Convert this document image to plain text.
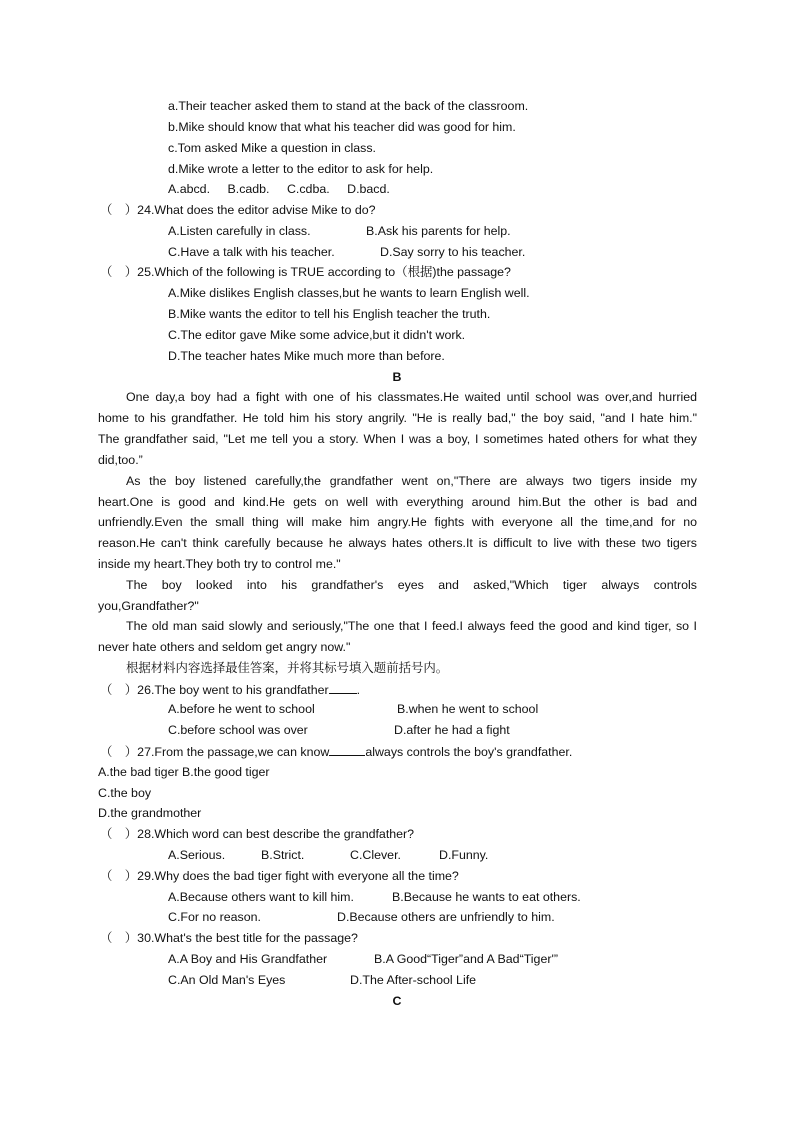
a.Their teacher asked them to stand at the back of the classroom.
b.Mike should know that what his teacher did was good for him.
c.Tom asked Mike a question in class.
d.Mike wrote a letter to the editor to ask for help.
A.abcd. B.cadb. C.cdba. D.bacd.
（　）24.What does the editor advise Mike to do?
A.Listen carefully in class.	B.Ask his parents for help.
C.Have a talk with his teacher.	D.Say sorry to his teacher.
（　）25.Which of the following is TRUE according to（根据)the passage?
A.Mike dislikes English classes,but he wants to learn English well.
B.Mike wants the editor to tell his English teacher the truth.
C.The editor gave Mike some advice,but it didn't work.
D.The teacher hates Mike much more than before.
B
One day,a boy had a fight with one of his classmates.He waited until school was over,and hurried
home to his grandfather. He told him his story angrily. "He is really bad," the boy said, "and I hate him."
The grandfather said, "Let me tell you a story. When I was a boy, I sometimes hated others for what they
did,too.”
As the boy listened carefully,the grandfather went on,"There are always two tigers inside my
heart.One is good and kind.He gets on well with everything around him.But the other is bad and
unfriendly.Even the small thing will make him angry.He fights with everyone all the time,and for no
reason.He can't think carefully because he always hates others.It is difficult to live with these two tigers
inside my heart.They both try to control me."
The boy looked into his grandfather's eyes and asked,"Which tiger always controls
you,Grandfather?"
The old man said slowly and seriously,"The one that I feed.I always feed the good and kind tiger, so I
never hate others and seldom get angry now."
根据材料内容选择最佳答案，并将其标号填入题前括号内。
（　）26.The boy went to his grandfather .
A.before he went to school	B.when he went to school
C.before school was over	D.after he had a fight
（　）27.From the passage,we can know	always controls the boy's grandfather.
A.the bad tiger B.the good tiger
C.the boy
D.the grandmother
（　）28.Which word can best describe the grandfather?
A.Serious.	B.Strict.	C.Clever.	D.Funny.
（　）29.Why does the bad tiger fight with everyone all the time?
A.Because others want to kill him.	B.Because he wants to eat others.
C.For no reason.	D.Because others are unfriendly to him.
（　）30.What's the best title for the passage?
A.A Boy and His Grandfather	B.A Good“Tiger”and A Bad“Tiger'”
C.An Old Man's Eyes	D.The After-school Life
C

--*--

» **WHAT NEEDS TO BE DONE**
Work through the records line by line and tally those holding "editor". Reply with the number alone.

» **EXERCISE RESPONSE**
4